Part of a data file:
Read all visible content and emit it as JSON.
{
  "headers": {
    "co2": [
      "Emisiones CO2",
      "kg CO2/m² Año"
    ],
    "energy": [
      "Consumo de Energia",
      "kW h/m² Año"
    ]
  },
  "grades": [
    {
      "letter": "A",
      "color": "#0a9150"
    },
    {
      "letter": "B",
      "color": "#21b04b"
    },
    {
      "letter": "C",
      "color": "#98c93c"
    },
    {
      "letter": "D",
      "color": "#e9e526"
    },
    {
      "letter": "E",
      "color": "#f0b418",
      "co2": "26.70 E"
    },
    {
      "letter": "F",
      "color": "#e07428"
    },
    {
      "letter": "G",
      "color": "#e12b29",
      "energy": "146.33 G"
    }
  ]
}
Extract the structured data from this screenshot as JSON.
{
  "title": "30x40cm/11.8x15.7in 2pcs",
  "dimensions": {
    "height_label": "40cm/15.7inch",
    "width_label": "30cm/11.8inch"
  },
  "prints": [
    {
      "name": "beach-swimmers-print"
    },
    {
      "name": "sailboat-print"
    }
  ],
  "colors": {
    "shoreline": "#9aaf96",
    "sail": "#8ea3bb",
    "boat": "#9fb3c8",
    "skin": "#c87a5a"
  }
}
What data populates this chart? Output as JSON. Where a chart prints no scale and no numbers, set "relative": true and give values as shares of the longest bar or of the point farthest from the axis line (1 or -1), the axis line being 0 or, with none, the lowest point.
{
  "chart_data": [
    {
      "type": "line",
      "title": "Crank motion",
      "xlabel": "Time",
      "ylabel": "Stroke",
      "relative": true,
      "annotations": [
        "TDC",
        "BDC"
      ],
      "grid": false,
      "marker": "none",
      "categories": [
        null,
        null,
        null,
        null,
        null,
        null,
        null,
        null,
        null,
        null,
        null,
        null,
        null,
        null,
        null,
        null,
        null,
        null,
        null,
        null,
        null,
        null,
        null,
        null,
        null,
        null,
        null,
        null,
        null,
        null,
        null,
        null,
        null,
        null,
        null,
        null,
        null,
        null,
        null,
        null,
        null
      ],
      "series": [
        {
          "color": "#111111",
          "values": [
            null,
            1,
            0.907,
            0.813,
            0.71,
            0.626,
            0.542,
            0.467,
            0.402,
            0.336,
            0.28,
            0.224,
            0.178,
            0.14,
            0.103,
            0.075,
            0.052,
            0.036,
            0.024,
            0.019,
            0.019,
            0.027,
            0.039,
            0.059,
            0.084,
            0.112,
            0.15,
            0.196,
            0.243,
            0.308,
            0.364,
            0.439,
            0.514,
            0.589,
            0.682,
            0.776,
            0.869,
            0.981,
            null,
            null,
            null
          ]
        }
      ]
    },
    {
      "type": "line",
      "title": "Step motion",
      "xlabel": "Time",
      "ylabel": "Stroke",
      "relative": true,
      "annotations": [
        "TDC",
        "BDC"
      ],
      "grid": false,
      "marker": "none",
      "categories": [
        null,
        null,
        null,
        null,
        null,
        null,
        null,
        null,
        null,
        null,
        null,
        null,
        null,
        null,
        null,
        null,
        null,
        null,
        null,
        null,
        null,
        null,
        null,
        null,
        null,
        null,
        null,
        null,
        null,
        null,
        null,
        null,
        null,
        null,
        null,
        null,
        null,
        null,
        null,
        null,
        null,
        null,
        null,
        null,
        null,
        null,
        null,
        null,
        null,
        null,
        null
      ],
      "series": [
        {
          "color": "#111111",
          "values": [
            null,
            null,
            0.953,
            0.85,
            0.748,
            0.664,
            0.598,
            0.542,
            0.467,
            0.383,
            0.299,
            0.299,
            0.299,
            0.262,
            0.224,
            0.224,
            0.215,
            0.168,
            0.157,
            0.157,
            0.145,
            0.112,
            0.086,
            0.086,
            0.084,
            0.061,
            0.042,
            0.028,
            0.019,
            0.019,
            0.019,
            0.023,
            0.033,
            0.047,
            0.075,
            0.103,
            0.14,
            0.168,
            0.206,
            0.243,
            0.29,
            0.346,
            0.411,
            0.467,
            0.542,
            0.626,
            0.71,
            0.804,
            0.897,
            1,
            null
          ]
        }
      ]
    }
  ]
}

__INSTRUCTION__:
Produce a verbatim transcription of the entries above.

__ANSWER TO THE TASK__:
Read all visible content and emit it as JSON.
{
  "headers": {
    "co2": [
      "Emisiones CO2",
      "kg CO2/m² Año"
    ],
    "energy": [
      "Consumo de Energia",
      "kW h/m² Año"
    ]
  },
  "grades": [
    {
      "letter": "A",
      "color": "#0a9150"
    },
    {
      "letter": "B",
      "color": "#21b04b"
    },
    {
      "letter": "C",
      "color": "#98c93c"
    },
    {
      "letter": "D",
      "color": "#e9e526"
    },
    {
      "letter": "E",
      "color": "#f0b418",
      "co2": "26.70 E"
    },
    {
      "letter": "F",
      "color": "#e07428"
    },
    {
      "letter": "G",
      "color": "#e12b29",
      "energy": "146.33 G"
    }
  ]
}
Extract the structured data from this screenshot as JSON.
{
  "title": "30x40cm/11.8x15.7in 2pcs",
  "dimensions": {
    "height_label": "40cm/15.7inch",
    "width_label": "30cm/11.8inch"
  },
  "prints": [
    {
      "name": "beach-swimmers-print"
    },
    {
      "name": "sailboat-print"
    }
  ],
  "colors": {
    "shoreline": "#9aaf96",
    "sail": "#8ea3bb",
    "boat": "#9fb3c8",
    "skin": "#c87a5a"
  }
}
What data populates this chart? Output as JSON. Where a chart prints no scale and no numbers, set "relative": true and give values as shares of the longest bar or of the point farthest from the axis line (1 or -1), the axis line being 0 or, with none, the lowest point.
{
  "chart_data": [
    {
      "type": "line",
      "title": "Crank motion",
      "xlabel": "Time",
      "ylabel": "Stroke",
      "relative": true,
      "annotations": [
        "TDC",
        "BDC"
      ],
      "grid": false,
      "marker": "none",
      "categories": [
        null,
        null,
        null,
        null,
        null,
        null,
        null,
        null,
        null,
        null,
        null,
        null,
        null,
        null,
        null,
        null,
        null,
        null,
        null,
        null,
        null,
        null,
        null,
        null,
        null,
        null,
        null,
        null,
        null,
        null,
        null,
        null,
        null,
        null,
        null,
        null,
        null,
        null,
        null,
        null,
        null
      ],
      "series": [
        {
          "color": "#111111",
          "values": [
            null,
            1,
            0.907,
            0.813,
            0.71,
            0.626,
            0.542,
            0.467,
            0.402,
            0.336,
            0.28,
            0.224,
            0.178,
            0.14,
            0.103,
            0.075,
            0.052,
            0.036,
            0.024,
            0.019,
            0.019,
            0.027,
            0.039,
            0.059,
            0.084,
            0.112,
            0.15,
            0.196,
            0.243,
            0.308,
            0.364,
            0.439,
            0.514,
            0.589,
            0.682,
            0.776,
            0.869,
            0.981,
            null,
            null,
            null
          ]
        }
      ]
    },
    {
      "type": "line",
      "title": "Step motion",
      "xlabel": "Time",
      "ylabel": "Stroke",
      "relative": true,
      "annotations": [
        "TDC",
        "BDC"
      ],
      "grid": false,
      "marker": "none",
      "categories": [
        null,
        null,
        null,
        null,
        null,
        null,
        null,
        null,
        null,
        null,
        null,
        null,
        null,
        null,
        null,
        null,
        null,
        null,
        null,
        null,
        null,
        null,
        null,
        null,
        null,
        null,
        null,
        null,
        null,
        null,
        null,
        null,
        null,
        null,
        null,
        null,
        null,
        null,
        null,
        null,
        null,
        null,
        null,
        null,
        null,
        null,
        null,
        null,
        null,
        null,
        null
      ],
      "series": [
        {
          "color": "#111111",
          "values": [
            null,
            null,
            0.953,
            0.85,
            0.748,
            0.664,
            0.598,
            0.542,
            0.467,
            0.383,
            0.299,
            0.299,
            0.299,
            0.262,
            0.224,
            0.224,
            0.215,
            0.168,
            0.157,
            0.157,
            0.145,
            0.112,
            0.086,
            0.086,
            0.084,
            0.061,
            0.042,
            0.028,
            0.019,
            0.019,
            0.019,
            0.023,
            0.033,
            0.047,
            0.075,
            0.103,
            0.14,
            0.168,
            0.206,
            0.243,
            0.29,
            0.346,
            0.411,
            0.467,
            0.542,
            0.626,
            0.71,
            0.804,
            0.897,
            1,
            null
          ]
        }
      ]
    }
  ]
}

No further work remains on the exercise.